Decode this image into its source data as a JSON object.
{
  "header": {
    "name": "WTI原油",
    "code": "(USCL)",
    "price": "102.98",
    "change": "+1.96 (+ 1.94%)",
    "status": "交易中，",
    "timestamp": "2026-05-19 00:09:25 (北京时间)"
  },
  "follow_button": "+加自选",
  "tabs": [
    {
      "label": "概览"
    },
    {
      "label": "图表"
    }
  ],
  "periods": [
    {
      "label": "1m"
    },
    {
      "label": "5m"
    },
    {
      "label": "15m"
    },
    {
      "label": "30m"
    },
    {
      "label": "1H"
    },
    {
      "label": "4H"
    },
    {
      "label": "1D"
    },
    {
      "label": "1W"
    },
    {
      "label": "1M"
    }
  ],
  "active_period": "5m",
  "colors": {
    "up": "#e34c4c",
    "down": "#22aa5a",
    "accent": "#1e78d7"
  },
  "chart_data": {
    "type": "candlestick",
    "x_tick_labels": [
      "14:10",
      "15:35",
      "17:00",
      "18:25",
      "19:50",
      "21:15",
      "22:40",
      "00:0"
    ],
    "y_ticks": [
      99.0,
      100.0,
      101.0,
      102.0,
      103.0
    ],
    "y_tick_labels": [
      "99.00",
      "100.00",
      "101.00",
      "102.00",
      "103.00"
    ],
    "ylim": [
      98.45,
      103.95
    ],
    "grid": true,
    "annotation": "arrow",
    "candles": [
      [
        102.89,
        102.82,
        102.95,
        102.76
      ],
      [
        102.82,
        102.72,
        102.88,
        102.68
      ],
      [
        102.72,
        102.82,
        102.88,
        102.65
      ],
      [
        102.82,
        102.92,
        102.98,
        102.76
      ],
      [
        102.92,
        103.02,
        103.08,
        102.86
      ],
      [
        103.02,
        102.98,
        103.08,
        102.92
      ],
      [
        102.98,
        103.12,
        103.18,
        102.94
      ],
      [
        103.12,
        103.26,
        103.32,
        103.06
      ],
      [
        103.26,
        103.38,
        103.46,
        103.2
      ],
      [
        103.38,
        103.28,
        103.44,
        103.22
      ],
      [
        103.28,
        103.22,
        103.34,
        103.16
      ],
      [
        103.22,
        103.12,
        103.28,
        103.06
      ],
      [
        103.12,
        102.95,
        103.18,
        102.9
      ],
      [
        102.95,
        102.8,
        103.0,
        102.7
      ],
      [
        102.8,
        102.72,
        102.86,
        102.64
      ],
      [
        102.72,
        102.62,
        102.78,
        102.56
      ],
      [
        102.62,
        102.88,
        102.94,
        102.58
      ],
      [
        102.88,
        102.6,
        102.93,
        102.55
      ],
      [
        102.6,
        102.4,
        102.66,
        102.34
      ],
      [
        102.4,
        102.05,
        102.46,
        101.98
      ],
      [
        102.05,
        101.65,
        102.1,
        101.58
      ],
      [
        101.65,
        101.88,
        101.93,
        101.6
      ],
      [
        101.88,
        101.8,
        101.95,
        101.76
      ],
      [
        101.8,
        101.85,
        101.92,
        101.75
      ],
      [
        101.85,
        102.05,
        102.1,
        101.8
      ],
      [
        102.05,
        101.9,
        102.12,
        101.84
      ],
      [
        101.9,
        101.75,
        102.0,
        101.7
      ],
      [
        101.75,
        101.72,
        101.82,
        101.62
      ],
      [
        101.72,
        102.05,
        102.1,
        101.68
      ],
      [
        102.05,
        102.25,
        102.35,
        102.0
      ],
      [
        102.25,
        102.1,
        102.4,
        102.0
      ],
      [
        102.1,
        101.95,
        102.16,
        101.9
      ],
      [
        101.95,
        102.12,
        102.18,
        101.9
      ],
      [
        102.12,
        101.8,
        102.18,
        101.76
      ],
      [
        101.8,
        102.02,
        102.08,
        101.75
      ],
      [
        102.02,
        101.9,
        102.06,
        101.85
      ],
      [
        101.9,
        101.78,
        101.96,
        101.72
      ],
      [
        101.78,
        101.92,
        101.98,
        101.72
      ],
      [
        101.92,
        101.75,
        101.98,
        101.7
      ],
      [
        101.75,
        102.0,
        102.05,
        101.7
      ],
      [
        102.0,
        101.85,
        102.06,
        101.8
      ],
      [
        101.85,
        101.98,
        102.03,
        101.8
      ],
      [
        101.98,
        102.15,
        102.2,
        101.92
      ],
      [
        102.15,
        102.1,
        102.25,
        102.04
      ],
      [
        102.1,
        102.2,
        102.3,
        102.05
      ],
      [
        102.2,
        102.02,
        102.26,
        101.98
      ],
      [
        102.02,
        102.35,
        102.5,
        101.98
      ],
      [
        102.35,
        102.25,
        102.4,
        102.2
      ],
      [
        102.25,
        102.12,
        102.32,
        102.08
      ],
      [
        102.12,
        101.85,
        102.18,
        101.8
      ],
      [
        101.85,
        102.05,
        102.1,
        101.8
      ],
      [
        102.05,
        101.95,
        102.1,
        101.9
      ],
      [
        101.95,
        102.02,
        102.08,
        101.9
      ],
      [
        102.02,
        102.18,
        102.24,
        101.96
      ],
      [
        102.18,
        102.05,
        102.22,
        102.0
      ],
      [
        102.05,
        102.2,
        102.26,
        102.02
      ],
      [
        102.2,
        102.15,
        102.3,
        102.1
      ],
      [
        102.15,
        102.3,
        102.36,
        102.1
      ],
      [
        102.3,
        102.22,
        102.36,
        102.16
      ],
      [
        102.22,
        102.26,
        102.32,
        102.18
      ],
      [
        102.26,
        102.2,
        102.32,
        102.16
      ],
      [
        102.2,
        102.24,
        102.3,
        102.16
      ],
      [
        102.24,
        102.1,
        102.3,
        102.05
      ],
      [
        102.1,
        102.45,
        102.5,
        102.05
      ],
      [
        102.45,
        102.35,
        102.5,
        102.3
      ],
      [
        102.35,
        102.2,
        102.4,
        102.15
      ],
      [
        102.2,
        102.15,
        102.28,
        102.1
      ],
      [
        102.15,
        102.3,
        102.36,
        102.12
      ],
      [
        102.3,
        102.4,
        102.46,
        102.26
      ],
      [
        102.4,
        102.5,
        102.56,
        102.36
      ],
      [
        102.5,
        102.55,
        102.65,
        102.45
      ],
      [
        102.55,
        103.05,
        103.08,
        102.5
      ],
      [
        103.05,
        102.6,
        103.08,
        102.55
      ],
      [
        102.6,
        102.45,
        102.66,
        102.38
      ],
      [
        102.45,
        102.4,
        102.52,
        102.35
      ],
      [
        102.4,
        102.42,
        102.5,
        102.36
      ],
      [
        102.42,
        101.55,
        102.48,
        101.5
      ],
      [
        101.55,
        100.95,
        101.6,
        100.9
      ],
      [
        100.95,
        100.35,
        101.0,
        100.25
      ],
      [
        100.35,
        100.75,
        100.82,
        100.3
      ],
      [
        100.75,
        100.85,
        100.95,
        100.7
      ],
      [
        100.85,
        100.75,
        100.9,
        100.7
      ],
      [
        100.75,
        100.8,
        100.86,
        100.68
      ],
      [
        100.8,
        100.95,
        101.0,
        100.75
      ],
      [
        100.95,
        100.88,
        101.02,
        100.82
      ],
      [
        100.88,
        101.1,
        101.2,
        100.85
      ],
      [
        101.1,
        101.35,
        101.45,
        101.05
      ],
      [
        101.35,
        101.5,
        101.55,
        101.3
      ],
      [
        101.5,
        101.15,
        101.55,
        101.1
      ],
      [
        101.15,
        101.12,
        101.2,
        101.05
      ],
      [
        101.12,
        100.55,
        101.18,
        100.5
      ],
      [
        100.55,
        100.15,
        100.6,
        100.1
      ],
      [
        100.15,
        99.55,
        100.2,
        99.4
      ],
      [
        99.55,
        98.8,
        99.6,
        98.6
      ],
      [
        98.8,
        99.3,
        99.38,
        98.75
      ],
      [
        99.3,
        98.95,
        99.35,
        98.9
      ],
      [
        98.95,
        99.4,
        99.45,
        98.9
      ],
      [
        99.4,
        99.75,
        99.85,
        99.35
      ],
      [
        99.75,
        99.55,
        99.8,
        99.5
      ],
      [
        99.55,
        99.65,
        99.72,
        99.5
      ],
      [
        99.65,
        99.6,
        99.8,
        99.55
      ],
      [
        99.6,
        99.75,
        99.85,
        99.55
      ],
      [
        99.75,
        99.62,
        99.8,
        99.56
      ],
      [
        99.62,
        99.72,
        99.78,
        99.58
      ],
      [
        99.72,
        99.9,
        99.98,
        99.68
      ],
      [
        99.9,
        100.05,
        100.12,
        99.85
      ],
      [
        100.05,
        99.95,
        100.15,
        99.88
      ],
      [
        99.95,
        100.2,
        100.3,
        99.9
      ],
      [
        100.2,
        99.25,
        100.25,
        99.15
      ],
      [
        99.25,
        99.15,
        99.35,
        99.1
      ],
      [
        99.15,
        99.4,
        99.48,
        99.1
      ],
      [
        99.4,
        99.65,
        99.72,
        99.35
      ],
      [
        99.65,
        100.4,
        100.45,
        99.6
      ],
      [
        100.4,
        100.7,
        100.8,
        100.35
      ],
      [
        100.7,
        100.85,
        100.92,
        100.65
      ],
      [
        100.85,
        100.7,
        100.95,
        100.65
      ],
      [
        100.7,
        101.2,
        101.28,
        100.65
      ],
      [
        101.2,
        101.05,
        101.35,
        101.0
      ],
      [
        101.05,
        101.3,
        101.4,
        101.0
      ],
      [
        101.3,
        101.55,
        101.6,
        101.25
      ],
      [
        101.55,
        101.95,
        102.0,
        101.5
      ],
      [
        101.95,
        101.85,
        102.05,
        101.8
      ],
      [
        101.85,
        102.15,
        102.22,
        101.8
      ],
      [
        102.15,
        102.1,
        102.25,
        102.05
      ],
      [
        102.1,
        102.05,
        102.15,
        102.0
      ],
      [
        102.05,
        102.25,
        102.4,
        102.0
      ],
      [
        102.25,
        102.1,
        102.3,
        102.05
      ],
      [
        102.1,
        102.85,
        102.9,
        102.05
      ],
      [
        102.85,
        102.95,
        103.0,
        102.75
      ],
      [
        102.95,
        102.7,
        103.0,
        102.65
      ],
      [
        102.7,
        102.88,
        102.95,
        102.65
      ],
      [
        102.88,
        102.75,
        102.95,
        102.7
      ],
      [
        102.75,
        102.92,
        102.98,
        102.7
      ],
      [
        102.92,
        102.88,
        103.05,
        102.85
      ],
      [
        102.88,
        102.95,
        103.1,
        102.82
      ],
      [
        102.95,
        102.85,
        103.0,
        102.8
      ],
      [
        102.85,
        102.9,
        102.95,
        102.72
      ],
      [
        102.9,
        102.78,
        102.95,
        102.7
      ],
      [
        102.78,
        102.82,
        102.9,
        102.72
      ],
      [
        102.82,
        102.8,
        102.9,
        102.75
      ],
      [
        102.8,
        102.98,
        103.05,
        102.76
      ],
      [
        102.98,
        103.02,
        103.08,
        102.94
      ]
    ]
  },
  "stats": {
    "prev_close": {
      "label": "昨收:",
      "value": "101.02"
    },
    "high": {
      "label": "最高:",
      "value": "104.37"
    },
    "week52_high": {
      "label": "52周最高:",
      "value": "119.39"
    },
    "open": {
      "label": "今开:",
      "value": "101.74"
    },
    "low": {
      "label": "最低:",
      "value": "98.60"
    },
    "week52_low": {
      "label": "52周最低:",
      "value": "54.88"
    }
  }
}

|---|

*AIM*: Using the listing, copy every line where the word "value" shows up.

*TASK OUTPUT*:
      "value": "101.02"
      "value": "104.37"
      "value": "119.39"
      "value": "101.74"
      "value": "98.60"
      "value": "54.88"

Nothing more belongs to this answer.